> [Problem description]: Sort through the entries below and pull out lines containing the word "conductor".

[Saved entries]
........
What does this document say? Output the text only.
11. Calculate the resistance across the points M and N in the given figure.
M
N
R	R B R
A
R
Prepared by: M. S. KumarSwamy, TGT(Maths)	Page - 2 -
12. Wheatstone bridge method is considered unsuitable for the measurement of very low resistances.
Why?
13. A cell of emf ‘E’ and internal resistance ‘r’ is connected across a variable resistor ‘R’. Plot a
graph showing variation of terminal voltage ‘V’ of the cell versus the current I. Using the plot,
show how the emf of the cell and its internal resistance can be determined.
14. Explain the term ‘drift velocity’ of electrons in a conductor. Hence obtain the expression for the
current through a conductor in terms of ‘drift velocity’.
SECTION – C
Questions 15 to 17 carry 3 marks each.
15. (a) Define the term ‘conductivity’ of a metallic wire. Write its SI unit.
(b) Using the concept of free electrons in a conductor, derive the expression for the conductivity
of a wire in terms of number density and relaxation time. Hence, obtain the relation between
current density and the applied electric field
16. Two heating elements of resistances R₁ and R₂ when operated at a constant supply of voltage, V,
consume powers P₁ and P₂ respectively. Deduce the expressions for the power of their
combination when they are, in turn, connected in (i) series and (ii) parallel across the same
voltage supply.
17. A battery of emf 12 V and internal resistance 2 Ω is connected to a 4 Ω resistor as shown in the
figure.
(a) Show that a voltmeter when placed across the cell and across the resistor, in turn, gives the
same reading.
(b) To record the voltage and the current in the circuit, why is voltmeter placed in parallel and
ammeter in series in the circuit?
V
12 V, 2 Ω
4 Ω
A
........
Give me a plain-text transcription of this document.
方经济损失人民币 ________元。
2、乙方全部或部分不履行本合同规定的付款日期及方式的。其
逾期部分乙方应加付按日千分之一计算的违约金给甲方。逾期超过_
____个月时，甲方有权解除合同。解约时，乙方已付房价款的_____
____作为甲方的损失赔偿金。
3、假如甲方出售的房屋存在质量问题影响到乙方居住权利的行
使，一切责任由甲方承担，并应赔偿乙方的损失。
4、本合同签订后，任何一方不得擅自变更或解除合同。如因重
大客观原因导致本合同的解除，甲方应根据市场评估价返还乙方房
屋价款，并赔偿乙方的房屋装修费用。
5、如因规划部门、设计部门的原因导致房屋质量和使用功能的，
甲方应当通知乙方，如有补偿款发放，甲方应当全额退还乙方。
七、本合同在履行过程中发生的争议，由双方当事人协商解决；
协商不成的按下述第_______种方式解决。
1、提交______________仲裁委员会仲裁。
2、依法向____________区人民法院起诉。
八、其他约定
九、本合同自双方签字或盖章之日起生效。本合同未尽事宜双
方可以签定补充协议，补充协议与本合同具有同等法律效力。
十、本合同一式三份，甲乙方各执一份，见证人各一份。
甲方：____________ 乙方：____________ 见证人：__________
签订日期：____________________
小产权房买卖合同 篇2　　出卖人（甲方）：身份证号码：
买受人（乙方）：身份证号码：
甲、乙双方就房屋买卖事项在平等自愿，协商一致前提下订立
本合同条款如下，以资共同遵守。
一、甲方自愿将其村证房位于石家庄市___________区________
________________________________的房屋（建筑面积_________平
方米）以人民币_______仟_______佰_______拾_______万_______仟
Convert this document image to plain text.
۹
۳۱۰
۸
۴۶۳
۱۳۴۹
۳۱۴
........
> [Solution]:
14. Explain the term ‘drift velocity’ of electrons in a conductor. Hence obtain the expression for the
current through a conductor in terms of ‘drift velocity’.
(b) Using the concept of free electrons in a conductor, derive the expression for the conductivity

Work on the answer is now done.